━━ Provided data

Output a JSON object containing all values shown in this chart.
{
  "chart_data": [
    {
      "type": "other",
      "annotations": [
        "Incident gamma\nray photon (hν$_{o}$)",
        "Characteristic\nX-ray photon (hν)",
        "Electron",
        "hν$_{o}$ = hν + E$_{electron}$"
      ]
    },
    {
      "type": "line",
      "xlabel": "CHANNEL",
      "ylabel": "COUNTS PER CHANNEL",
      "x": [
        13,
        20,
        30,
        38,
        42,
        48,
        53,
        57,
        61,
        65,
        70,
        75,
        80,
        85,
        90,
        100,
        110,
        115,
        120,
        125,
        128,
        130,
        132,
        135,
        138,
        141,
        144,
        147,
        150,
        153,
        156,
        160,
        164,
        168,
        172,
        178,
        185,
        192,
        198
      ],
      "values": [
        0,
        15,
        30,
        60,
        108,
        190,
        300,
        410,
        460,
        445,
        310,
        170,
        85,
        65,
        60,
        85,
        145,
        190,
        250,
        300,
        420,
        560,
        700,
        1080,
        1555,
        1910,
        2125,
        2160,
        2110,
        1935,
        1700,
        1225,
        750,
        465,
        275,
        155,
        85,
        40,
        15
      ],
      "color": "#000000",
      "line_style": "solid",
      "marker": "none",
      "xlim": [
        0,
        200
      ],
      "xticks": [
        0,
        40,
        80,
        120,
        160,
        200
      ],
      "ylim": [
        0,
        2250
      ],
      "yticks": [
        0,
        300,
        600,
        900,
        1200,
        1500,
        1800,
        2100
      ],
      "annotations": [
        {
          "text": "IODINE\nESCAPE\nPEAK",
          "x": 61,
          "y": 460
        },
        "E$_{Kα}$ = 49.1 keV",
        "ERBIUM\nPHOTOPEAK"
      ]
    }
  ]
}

━━━━

Within the listing above, find every line containing the string "values" and return it.

Output a JSON object containing all values shown in this chart.
      "values": [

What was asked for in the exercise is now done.